What is asked>
Reproduce each line of the material precisely.

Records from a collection
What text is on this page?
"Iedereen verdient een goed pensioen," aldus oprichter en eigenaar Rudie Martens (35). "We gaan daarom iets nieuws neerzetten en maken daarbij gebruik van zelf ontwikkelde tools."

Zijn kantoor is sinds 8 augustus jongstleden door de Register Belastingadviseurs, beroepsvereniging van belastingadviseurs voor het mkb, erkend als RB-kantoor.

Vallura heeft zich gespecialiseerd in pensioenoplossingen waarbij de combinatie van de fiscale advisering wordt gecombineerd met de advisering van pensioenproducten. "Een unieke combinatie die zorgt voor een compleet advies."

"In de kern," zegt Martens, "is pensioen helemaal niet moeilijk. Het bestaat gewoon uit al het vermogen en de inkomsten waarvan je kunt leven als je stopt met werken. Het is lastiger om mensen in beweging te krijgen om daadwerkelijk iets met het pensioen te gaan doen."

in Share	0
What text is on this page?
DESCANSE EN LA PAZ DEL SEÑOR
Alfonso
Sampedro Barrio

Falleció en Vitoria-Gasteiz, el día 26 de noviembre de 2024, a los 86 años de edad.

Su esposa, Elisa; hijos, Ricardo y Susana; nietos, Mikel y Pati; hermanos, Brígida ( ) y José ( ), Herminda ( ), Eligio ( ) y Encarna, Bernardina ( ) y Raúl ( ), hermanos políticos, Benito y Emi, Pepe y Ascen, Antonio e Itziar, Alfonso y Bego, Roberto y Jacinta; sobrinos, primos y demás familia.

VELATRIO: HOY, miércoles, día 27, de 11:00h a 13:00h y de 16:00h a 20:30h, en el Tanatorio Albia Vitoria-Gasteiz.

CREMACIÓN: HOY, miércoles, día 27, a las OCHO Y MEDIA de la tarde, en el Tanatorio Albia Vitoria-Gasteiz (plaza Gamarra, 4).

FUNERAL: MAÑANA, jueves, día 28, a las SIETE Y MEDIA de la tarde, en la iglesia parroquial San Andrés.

Task output>
What text is on this page?
"Iedereen verdient een goed pensioen," aldus oprichter en eigenaar Rudie Martens (35). "We gaan daarom iets nieuws neerzetten en maken daarbij gebruik van zelf ontwikkelde tools."

Zijn kantoor is sinds 8 augustus jongstleden door de Register Belastingadviseurs, beroepsvereniging van belastingadviseurs voor het mkb, erkend als RB-kantoor.

Vallura heeft zich gespecialiseerd in pensioenoplossingen waarbij de combinatie van de fiscale advisering wordt gecombineerd met de advisering van pensioenproducten. "Een unieke combinatie die zorgt voor een compleet advies."

"In de kern," zegt Martens, "is pensioen helemaal niet moeilijk. Het bestaat gewoon uit al het vermogen en de inkomsten waarvan je kunt leven als je stopt met werken. Het is lastiger om mensen in beweging te krijgen om daadwerkelijk iets met het pensioen te gaan doen."

in Share	0
What text is on this page?
DESCANSE EN LA PAZ DEL SEÑOR
Alfonso
Sampedro Barrio

Falleció en Vitoria-Gasteiz, el día 26 de noviembre de 2024, a los 86 años de edad.

Su esposa, Elisa; hijos, Ricardo y Susana; nietos, Mikel y Pati; hermanos, Brígida ( ) y José ( ), Herminda ( ), Eligio ( ) y Encarna, Bernardina ( ) y Raúl ( ), hermanos políticos, Benito y Emi, Pepe y Ascen, Antonio e Itziar, Alfonso y Bego, Roberto y Jacinta; sobrinos, primos y demás familia.

VELATRIO: HOY, miércoles, día 27, de 11:00h a 13:00h y de 16:00h a 20:30h, en el Tanatorio Albia Vitoria-Gasteiz.

CREMACIÓN: HOY, miércoles, día 27, a las OCHO Y MEDIA de la tarde, en el Tanatorio Albia Vitoria-Gasteiz (plaza Gamarra, 4).

FUNERAL: MAÑANA, jueves, día 28, a las SIETE Y MEDIA de la tarde, en la iglesia parroquial San Andrés.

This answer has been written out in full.